▶ _WHAT YOU WILL DO_
Write out the whole listing, matching it exactly.

▶ _RECORDS SHOWN_
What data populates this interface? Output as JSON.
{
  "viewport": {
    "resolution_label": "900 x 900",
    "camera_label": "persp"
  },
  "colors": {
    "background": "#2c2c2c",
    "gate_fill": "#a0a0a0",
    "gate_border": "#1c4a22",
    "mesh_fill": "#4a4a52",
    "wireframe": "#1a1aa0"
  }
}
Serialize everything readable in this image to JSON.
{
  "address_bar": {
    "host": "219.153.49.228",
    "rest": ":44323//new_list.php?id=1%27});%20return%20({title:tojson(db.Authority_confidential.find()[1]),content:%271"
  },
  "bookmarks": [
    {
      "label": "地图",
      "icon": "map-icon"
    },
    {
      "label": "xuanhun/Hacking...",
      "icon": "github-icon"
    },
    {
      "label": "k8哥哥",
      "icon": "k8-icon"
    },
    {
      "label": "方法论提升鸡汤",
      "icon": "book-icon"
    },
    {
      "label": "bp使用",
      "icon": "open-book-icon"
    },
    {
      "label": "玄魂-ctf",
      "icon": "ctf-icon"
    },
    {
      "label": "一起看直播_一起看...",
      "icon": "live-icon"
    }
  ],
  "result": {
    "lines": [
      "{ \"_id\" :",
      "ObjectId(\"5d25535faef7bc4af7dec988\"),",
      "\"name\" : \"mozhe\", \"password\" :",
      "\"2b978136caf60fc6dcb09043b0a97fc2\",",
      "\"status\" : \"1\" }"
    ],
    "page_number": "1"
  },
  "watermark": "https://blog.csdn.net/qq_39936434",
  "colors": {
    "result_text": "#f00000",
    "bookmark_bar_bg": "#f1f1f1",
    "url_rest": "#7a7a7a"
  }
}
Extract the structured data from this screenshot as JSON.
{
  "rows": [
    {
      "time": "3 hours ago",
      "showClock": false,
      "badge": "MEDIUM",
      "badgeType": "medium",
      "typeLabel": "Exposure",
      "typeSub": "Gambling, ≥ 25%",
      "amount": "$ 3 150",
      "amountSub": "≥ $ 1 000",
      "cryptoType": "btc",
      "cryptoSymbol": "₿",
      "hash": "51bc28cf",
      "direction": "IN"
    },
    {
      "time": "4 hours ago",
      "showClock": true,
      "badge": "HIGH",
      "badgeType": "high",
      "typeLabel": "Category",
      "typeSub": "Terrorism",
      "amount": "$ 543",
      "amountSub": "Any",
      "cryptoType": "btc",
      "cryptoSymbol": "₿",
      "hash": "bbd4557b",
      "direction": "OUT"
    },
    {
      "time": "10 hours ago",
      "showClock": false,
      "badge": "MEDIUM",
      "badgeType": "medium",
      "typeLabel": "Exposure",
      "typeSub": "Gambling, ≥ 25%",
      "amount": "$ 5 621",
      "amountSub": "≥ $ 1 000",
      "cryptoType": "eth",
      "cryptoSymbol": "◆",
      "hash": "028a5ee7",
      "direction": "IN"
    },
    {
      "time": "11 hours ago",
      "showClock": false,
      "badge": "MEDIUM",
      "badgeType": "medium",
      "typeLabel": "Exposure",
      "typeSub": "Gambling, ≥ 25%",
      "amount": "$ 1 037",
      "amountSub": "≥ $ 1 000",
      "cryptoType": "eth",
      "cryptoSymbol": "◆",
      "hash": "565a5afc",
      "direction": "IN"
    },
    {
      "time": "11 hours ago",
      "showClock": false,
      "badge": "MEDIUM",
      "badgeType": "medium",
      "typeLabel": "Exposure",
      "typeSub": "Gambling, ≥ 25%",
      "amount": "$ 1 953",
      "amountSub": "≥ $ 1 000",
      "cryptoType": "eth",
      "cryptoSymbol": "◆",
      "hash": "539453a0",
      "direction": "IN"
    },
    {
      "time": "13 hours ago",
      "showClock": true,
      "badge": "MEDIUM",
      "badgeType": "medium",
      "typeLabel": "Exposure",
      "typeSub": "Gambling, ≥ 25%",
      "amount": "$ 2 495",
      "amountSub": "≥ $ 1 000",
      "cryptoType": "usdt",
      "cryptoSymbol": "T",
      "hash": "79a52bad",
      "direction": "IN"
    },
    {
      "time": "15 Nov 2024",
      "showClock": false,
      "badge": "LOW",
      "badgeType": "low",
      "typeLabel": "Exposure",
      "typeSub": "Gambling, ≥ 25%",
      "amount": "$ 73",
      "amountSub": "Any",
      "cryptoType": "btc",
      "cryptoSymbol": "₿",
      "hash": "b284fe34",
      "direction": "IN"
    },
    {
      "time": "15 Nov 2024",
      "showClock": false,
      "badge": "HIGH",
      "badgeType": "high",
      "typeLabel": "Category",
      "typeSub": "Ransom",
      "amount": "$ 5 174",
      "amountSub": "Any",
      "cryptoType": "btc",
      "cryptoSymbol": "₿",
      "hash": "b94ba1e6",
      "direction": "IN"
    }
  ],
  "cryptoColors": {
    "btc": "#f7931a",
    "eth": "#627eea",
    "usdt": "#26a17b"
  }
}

▶ _SOLUTION BELOW_
What data populates this interface? Output as JSON.
{
  "viewport": {
    "resolution_label": "900 x 900",
    "camera_label": "persp"
  },
  "colors": {
    "background": "#2c2c2c",
    "gate_fill": "#a0a0a0",
    "gate_border": "#1c4a22",
    "mesh_fill": "#4a4a52",
    "wireframe": "#1a1aa0"
  }
}
Serialize everything readable in this image to JSON.
{
  "address_bar": {
    "host": "219.153.49.228",
    "rest": ":44323//new_list.php?id=1%27});%20return%20({title:tojson(db.Authority_confidential.find()[1]),content:%271"
  },
  "bookmarks": [
    {
      "label": "地图",
      "icon": "map-icon"
    },
    {
      "label": "xuanhun/Hacking...",
      "icon": "github-icon"
    },
    {
      "label": "k8哥哥",
      "icon": "k8-icon"
    },
    {
      "label": "方法论提升鸡汤",
      "icon": "book-icon"
    },
    {
      "label": "bp使用",
      "icon": "open-book-icon"
    },
    {
      "label": "玄魂-ctf",
      "icon": "ctf-icon"
    },
    {
      "label": "一起看直播_一起看...",
      "icon": "live-icon"
    }
  ],
  "result": {
    "lines": [
      "{ \"_id\" :",
      "ObjectId(\"5d25535faef7bc4af7dec988\"),",
      "\"name\" : \"mozhe\", \"password\" :",
      "\"2b978136caf60fc6dcb09043b0a97fc2\",",
      "\"status\" : \"1\" }"
    ],
    "page_number": "1"
  },
  "watermark": "https://blog.csdn.net/qq_39936434",
  "colors": {
    "result_text": "#f00000",
    "bookmark_bar_bg": "#f1f1f1",
    "url_rest": "#7a7a7a"
  }
}
Extract the structured data from this screenshot as JSON.
{
  "rows": [
    {
      "time": "3 hours ago",
      "showClock": false,
      "badge": "MEDIUM",
      "badgeType": "medium",
      "typeLabel": "Exposure",
      "typeSub": "Gambling, ≥ 25%",
      "amount": "$ 3 150",
      "amountSub": "≥ $ 1 000",
      "cryptoType": "btc",
      "cryptoSymbol": "₿",
      "hash": "51bc28cf",
      "direction": "IN"
    },
    {
      "time": "4 hours ago",
      "showClock": true,
      "badge": "HIGH",
      "badgeType": "high",
      "typeLabel": "Category",
      "typeSub": "Terrorism",
      "amount": "$ 543",
      "amountSub": "Any",
      "cryptoType": "btc",
      "cryptoSymbol": "₿",
      "hash": "bbd4557b",
      "direction": "OUT"
    },
    {
      "time": "10 hours ago",
      "showClock": false,
      "badge": "MEDIUM",
      "badgeType": "medium",
      "typeLabel": "Exposure",
      "typeSub": "Gambling, ≥ 25%",
      "amount": "$ 5 621",
      "amountSub": "≥ $ 1 000",
      "cryptoType": "eth",
      "cryptoSymbol": "◆",
      "hash": "028a5ee7",
      "direction": "IN"
    },
    {
      "time": "11 hours ago",
      "showClock": false,
      "badge": "MEDIUM",
      "badgeType": "medium",
      "typeLabel": "Exposure",
      "typeSub": "Gambling, ≥ 25%",
      "amount": "$ 1 037",
      "amountSub": "≥ $ 1 000",
      "cryptoType": "eth",
      "cryptoSymbol": "◆",
      "hash": "565a5afc",
      "direction": "IN"
    },
    {
      "time": "11 hours ago",
      "showClock": false,
      "badge": "MEDIUM",
      "badgeType": "medium",
      "typeLabel": "Exposure",
      "typeSub": "Gambling, ≥ 25%",
      "amount": "$ 1 953",
      "amountSub": "≥ $ 1 000",
      "cryptoType": "eth",
      "cryptoSymbol": "◆",
      "hash": "539453a0",
      "direction": "IN"
    },
    {
      "time": "13 hours ago",
      "showClock": true,
      "badge": "MEDIUM",
      "badgeType": "medium",
      "typeLabel": "Exposure",
      "typeSub": "Gambling, ≥ 25%",
      "amount": "$ 2 495",
      "amountSub": "≥ $ 1 000",
      "cryptoType": "usdt",
      "cryptoSymbol": "T",
      "hash": "79a52bad",
      "direction": "IN"
    },
    {
      "time": "15 Nov 2024",
      "showClock": false,
      "badge": "LOW",
      "badgeType": "low",
      "typeLabel": "Exposure",
      "typeSub": "Gambling, ≥ 25%",
      "amount": "$ 73",
      "amountSub": "Any",
      "cryptoType": "btc",
      "cryptoSymbol": "₿",
      "hash": "b284fe34",
      "direction": "IN"
    },
    {
      "time": "15 Nov 2024",
      "showClock": false,
      "badge": "HIGH",
      "badgeType": "high",
      "typeLabel": "Category",
      "typeSub": "Ransom",
      "amount": "$ 5 174",
      "amountSub": "Any",
      "cryptoType": "btc",
      "cryptoSymbol": "₿",
      "hash": "b94ba1e6",
      "direction": "IN"
    }
  ],
  "cryptoColors": {
    "btc": "#f7931a",
    "eth": "#627eea",
    "usdt": "#26a17b"
  }
}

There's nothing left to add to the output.